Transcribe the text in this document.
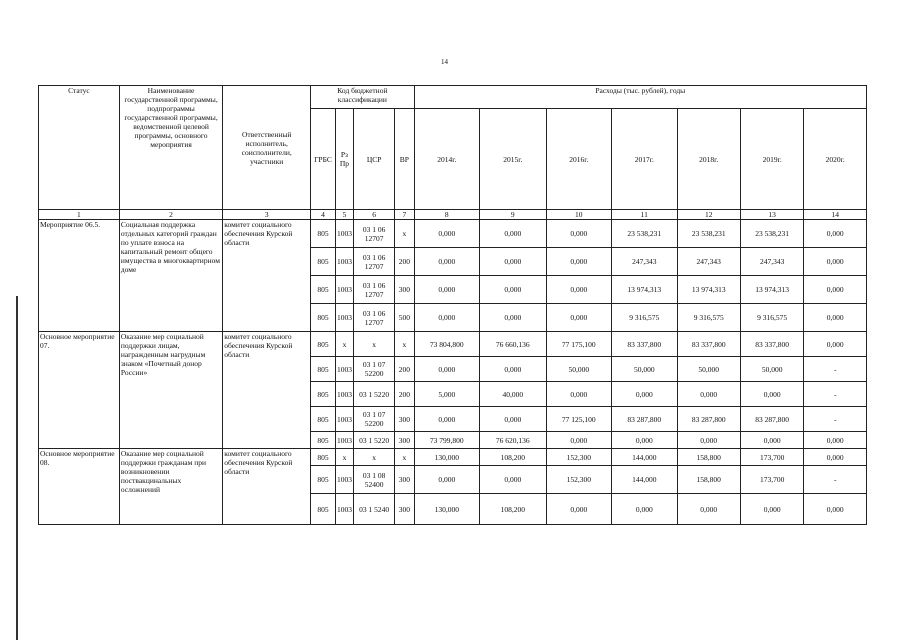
14
Статус	Наименование государственной программы, подпрограммы государственной программы, ведомственной целевой программы, основного мероприятия	Ответственный исполнитель, соисполнители, участники	Код бюджетной классификации				Расходы (тыс. рублей), годы						
			ГРБС	Рз Пр	ЦСР	ВР	2014г.	2015г.	2016г.	2017г.	2018г.	2019г.	2020г.
1	2	3	4	5	6	7	8	9	10	11	12	13	14
Мероприятие 06.5.	Социальная поддержка отдельных категорий граждан по уплате взноса на капитальный ремонт общего имущества в многоквартирном доме	комитет социального обеспечения Курской области	805	1003	03 1 06 12707	x	0,000	0,000	0,000	23 538,231	23 538,231	23 538,231	0,000
			805	1003	03 1 06 12707	200	0,000	0,000	0,000	247,343	247,343	247,343	0,000
			805	1003	03 1 06 12707	300	0,000	0,000	0,000	13 974,313	13 974,313	13 974,313	0,000
			805	1003	03 1 06 12707	500	0,000	0,000	0,000	9 316,575	9 316,575	9 316,575	0,000
Основное мероприятие 07.	Оказание мер социальной поддержки лицам, награжденным нагрудным знаком «Почетный донор России»	комитет социального обеспечения Курской области	805	x	x	x	73 804,800	76 660,136	77 175,100	83 337,800	83 337,800	83 337,800	0,000
			805	1003	03 1 07 52200	200	0,000	0,000	50,000	50,000	50,000	50,000	-
			805	1003	03 1 5220	200	5,000	40,000	0,000	0,000	0,000	0,000	-
			805	1003	03 1 07 52200	300	0,000	0,000	77 125,100	83 287,800	83 287,800	83 287,800	-
			805	1003	03 1 5220	300	73 799,800	76 620,136	0,000	0,000	0,000	0,000	0,000
Основное мероприятие 08.	Оказание мер социальной поддержки гражданам при возникновении поствакцинальных осложнений	комитет социального обеспечения Курской области	805	x	x	x	130,000	108,200	152,300	144,000	158,800	173,700	0,000
			805	1003	03 1 08 52400	300	0,000	0,000	152,300	144,000	158,800	173,700	-
			805	1003	03 1 5240	300	130,000	108,200	0,000	0,000	0,000	0,000	0,000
==========
Your task is to repeat the data above exactly while excluding the pictures.

■ RESPONSE TO THE TASK:
Transcribe the text in this document.
14
Статус	Наименование государственной программы, подпрограммы государственной программы, ведомственной целевой программы, основного мероприятия	Ответственный исполнитель, соисполнители, участники	Код бюджетной классификации				Расходы (тыс. рублей), годы						
			ГРБС	Рз Пр	ЦСР	ВР	2014г.	2015г.	2016г.	2017г.	2018г.	2019г.	2020г.
1	2	3	4	5	6	7	8	9	10	11	12	13	14
Мероприятие 06.5.	Социальная поддержка отдельных категорий граждан по уплате взноса на капитальный ремонт общего имущества в многоквартирном доме	комитет социального обеспечения Курской области	805	1003	03 1 06 12707	x	0,000	0,000	0,000	23 538,231	23 538,231	23 538,231	0,000
			805	1003	03 1 06 12707	200	0,000	0,000	0,000	247,343	247,343	247,343	0,000
			805	1003	03 1 06 12707	300	0,000	0,000	0,000	13 974,313	13 974,313	13 974,313	0,000
			805	1003	03 1 06 12707	500	0,000	0,000	0,000	9 316,575	9 316,575	9 316,575	0,000
Основное мероприятие 07.	Оказание мер социальной поддержки лицам, награжденным нагрудным знаком «Почетный донор России»	комитет социального обеспечения Курской области	805	x	x	x	73 804,800	76 660,136	77 175,100	83 337,800	83 337,800	83 337,800	0,000
			805	1003	03 1 07 52200	200	0,000	0,000	50,000	50,000	50,000	50,000	-
			805	1003	03 1 5220	200	5,000	40,000	0,000	0,000	0,000	0,000	-
			805	1003	03 1 07 52200	300	0,000	0,000	77 125,100	83 287,800	83 287,800	83 287,800	-
			805	1003	03 1 5220	300	73 799,800	76 620,136	0,000	0,000	0,000	0,000	0,000
Основное мероприятие 08.	Оказание мер социальной поддержки гражданам при возникновении поствакцинальных осложнений	комитет социального обеспечения Курской области	805	x	x	x	130,000	108,200	152,300	144,000	158,800	173,700	0,000
			805	1003	03 1 08 52400	300	0,000	0,000	152,300	144,000	158,800	173,700	-
			805	1003	03 1 5240	300	130,000	108,200	0,000	0,000	0,000	0,000	0,000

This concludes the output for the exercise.